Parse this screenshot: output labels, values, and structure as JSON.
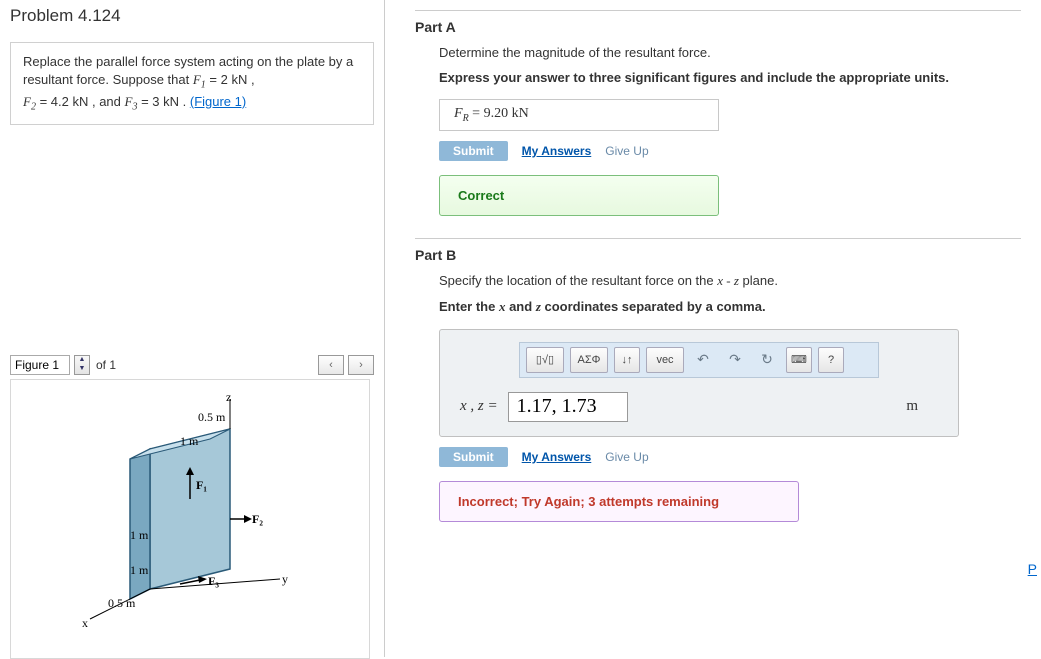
{
  "problem": {
    "title": "Problem 4.124",
    "prompt_lines": [
      "Replace the parallel force system acting on the plate by a resultant force. Suppose that ",
      " = 2  kN , ",
      " = 4.2  kN , and ",
      " = 3  kN . "
    ],
    "F1": "F₁",
    "F2": "F₂",
    "F3": "F₃",
    "figure_link": "(Figure 1)"
  },
  "figure": {
    "label": "Figure 1",
    "of": "of 1",
    "dims": {
      "z_top": "0.5 m",
      "z_mid": "1 m",
      "x_top": "1 m",
      "x_mid": "1 m",
      "x_bot": "0.5 m"
    },
    "axes": {
      "x": "x",
      "y": "y",
      "z": "z"
    },
    "forces": {
      "f1": "F₁",
      "f2": "F₂",
      "f3": "F₃"
    }
  },
  "partA": {
    "title": "Part A",
    "desc": "Determine the magnitude of the resultant force.",
    "bold": "Express your answer to three significant figures and include the appropriate units.",
    "answer_label": "F_R =",
    "answer_value": "9.20 kN",
    "submit": "Submit",
    "my_answers": "My Answers",
    "give_up": "Give Up",
    "correct": "Correct"
  },
  "partB": {
    "title": "Part B",
    "desc_prefix": "Specify the location of the resultant force on the ",
    "desc_plane": "x - z",
    "desc_suffix": " plane.",
    "bold_prefix": "Enter the ",
    "bold_x": "x",
    "bold_and": " and ",
    "bold_z": "z",
    "bold_suffix": " coordinates separated by a comma.",
    "toolbar": {
      "tpl": "▯√▯",
      "greek": "ΑΣΦ",
      "updown": "↓↑",
      "vec": "vec",
      "undo": "↶",
      "redo": "↷",
      "reset": "↻",
      "kbd": "⌨",
      "help": "?"
    },
    "eq_label": "x ,  z  =",
    "eq_value": "1.17, 1.73",
    "eq_unit": "m",
    "submit": "Submit",
    "my_answers": "My Answers",
    "give_up": "Give Up",
    "incorrect": "Incorrect; Try Again; 3 attempts remaining"
  },
  "footer_link": "P"
}
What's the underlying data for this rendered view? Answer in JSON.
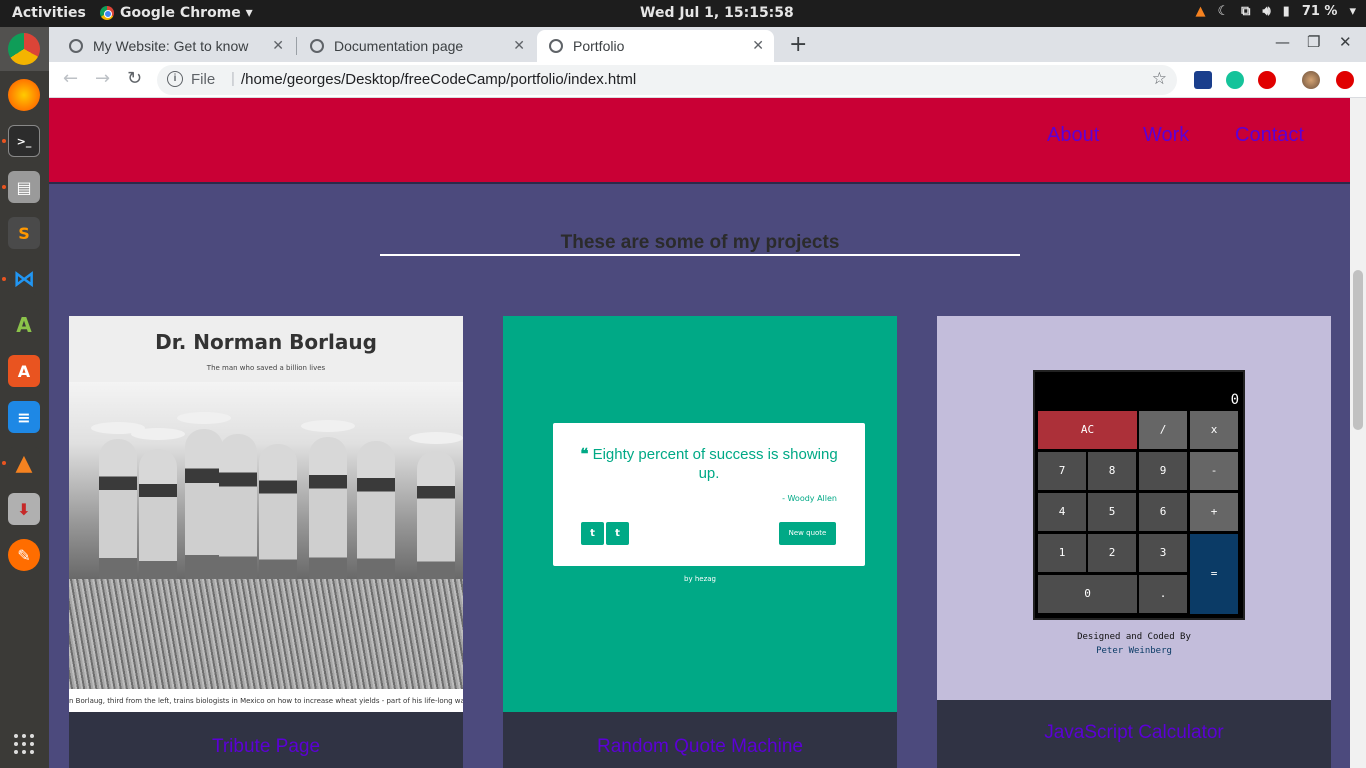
{
  "topbar": {
    "activities": "Activities",
    "app_name": "Google Chrome ▾",
    "clock": "Wed Jul  1, 15:15:58",
    "battery": "71 %"
  },
  "dock": {
    "items": [
      "chrome-icon",
      "firefox-icon",
      "terminal-icon",
      "files-icon",
      "sublime-icon",
      "vscode-icon",
      "android-studio-icon",
      "software-center-icon",
      "writer-icon",
      "vlc-icon",
      "installer-icon",
      "inkscape-icon"
    ]
  },
  "tabs": [
    {
      "title": "My Website: Get to know"
    },
    {
      "title": "Documentation page"
    },
    {
      "title": "Portfolio"
    }
  ],
  "omnibox": {
    "file_label": "File",
    "url": "/home/georges/Desktop/freeCodeCamp/portfolio/index.html"
  },
  "page": {
    "nav": [
      "About",
      "Work",
      "Contact"
    ],
    "projects_title": "These are some of my projects",
    "cards": [
      {
        "label": "Tribute Page",
        "heading": "Dr. Norman Borlaug",
        "subheading": "The man who saved a billion lives",
        "caption": "n Borlaug, third from the left, trains biologists in Mexico on how to increase wheat yields - part of his life-long war o"
      },
      {
        "label": "Random Quote Machine",
        "quote": "Eighty percent of success is showing up.",
        "author": "- Woody Allen",
        "twitter": "t",
        "tumblr": "t",
        "new_quote": "New quote",
        "by": "by hezag"
      },
      {
        "label": "JavaScript Calculator",
        "display": "0",
        "keys": [
          "AC",
          "/",
          "x",
          "7",
          "8",
          "9",
          "-",
          "4",
          "5",
          "6",
          "+",
          "1",
          "2",
          "3",
          "=",
          "0",
          "."
        ],
        "credit": "Designed and Coded By",
        "credit_author": "Peter Weinberg"
      }
    ]
  },
  "colors": {
    "navbar": "#c90035",
    "page_bg": "#4c4a7d",
    "link": "#5c00d6",
    "quote_green": "#00a986",
    "calc_bg": "#c3bddb"
  }
}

(PROBLEM DESCRIPTION): Show every line from the entries above in which "resultant" appears.

(EXERCISE OUTPUT):
      "Replace the parallel force system acting on the plate by a resultant force. Suppose that ",
    "desc": "Determine the magnitude of the resultant force.",
    "desc_prefix": "Specify the location of the resultant force on the ",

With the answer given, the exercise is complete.